======== DOCUMENT EXCERPT ========

[Scribus] Creating a table of contents

John Culleton john
Mon May 24 16:46:48 CEST 2004


On Monday 24 May 2004 05:59 am, Craig Bradney wrote:
> On looking for a Linux program to create a 8.5x11
> > book with continuous pagination and a table of
> > contents. 
>
> there is a table of contents generator script under
> development but its not ready for use yet
>
> Craig

TeX in its many incarnations will of course do this. But it 
is possible to use it to just create the raw material of a 
TOC. Here is what I would do:

1. Leave blank pages for the TOC.
2. Create a pdf of the book via e.g. Scribus.
3. Create an ASCII file of the book via ps2ascii or a 
similar utility.
4. Using an editor like Vim change all the ^L characters to 
the string \vfil\eject (mass change)
5. Put \input eplain.tex at the head of the file.
5a. Read the Eplain manual!
6. Put a chapter{myname} at the head of each chapter. 
7. Run pdftex myfile.tex twice.

======== DATA LINES ========

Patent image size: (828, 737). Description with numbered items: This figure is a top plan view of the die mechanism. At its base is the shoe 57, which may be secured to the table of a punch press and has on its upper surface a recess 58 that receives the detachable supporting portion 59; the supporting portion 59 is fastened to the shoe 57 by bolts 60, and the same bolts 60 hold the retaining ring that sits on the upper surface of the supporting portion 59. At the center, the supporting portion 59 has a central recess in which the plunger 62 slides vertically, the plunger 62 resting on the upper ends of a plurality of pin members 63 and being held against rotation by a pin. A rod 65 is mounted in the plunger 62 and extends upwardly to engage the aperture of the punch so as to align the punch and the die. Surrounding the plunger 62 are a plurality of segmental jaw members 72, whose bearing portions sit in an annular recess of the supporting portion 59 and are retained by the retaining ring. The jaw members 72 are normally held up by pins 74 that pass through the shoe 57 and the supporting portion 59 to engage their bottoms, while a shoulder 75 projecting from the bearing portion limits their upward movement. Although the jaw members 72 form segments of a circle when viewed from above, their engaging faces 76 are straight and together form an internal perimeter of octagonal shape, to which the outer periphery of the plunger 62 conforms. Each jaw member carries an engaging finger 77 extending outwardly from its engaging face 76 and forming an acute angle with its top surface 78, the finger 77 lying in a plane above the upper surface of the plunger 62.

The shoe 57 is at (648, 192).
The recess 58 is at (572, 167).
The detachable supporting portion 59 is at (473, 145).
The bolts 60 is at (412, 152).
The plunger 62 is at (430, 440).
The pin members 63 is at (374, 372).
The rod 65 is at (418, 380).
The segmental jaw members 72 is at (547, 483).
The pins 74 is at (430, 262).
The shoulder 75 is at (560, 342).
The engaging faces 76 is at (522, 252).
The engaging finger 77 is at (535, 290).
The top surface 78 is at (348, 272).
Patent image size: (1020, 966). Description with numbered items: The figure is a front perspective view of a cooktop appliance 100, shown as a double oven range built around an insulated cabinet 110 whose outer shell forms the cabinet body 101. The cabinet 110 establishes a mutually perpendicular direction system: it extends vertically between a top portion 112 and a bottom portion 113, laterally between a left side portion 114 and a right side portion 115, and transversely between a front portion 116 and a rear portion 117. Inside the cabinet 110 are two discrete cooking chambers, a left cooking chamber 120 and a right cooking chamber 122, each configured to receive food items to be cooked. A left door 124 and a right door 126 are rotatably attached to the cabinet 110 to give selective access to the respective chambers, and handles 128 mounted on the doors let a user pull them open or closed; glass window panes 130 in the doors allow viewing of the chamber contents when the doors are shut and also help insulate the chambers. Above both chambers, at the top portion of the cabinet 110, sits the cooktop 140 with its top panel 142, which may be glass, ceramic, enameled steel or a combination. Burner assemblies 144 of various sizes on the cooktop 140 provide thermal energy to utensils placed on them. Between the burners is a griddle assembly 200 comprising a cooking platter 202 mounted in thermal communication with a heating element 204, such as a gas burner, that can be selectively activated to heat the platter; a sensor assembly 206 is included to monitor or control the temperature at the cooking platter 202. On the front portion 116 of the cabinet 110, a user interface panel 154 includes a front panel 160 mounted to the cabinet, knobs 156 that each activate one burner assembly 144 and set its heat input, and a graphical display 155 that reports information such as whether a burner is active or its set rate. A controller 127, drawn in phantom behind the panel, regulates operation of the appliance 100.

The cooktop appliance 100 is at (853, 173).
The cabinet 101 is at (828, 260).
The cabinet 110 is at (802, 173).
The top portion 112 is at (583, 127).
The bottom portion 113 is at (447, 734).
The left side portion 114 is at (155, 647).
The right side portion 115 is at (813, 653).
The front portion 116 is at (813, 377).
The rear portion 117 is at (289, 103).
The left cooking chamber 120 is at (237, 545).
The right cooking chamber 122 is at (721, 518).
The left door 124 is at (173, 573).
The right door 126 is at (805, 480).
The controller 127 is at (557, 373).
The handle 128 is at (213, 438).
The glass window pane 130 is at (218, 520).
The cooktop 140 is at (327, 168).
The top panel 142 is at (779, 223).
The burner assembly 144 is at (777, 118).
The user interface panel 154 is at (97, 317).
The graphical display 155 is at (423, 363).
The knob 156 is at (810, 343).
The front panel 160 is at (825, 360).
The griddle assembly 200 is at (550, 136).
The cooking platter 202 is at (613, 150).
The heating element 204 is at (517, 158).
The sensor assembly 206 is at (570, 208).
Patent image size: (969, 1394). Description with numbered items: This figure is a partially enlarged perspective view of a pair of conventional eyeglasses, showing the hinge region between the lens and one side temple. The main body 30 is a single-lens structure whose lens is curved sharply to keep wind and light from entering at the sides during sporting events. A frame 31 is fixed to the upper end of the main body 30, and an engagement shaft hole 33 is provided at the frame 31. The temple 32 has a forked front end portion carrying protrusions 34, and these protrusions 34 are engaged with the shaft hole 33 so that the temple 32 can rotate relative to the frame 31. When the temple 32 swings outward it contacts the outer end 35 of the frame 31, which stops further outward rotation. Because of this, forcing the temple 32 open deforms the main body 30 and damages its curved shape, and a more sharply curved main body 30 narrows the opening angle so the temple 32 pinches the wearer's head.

========

*WHAT TO WORK ON*
Can you copy the stretch of the table-of-contents post from "3. Create an" through "of each chapter." word for word?

*SOLUTION FOR THIS EXERCISE*
3. Create an ASCII file of the book via ps2ascii or a 
similar utility.
4. Using an editor like Vim change all the ^L characters to 
the string \vfil\eject (mass change)
5. Put \input eplain.tex at the head of the file.
5a. Read the Eplain manual!
6. Put a chapter{myname} at the head of each chapter.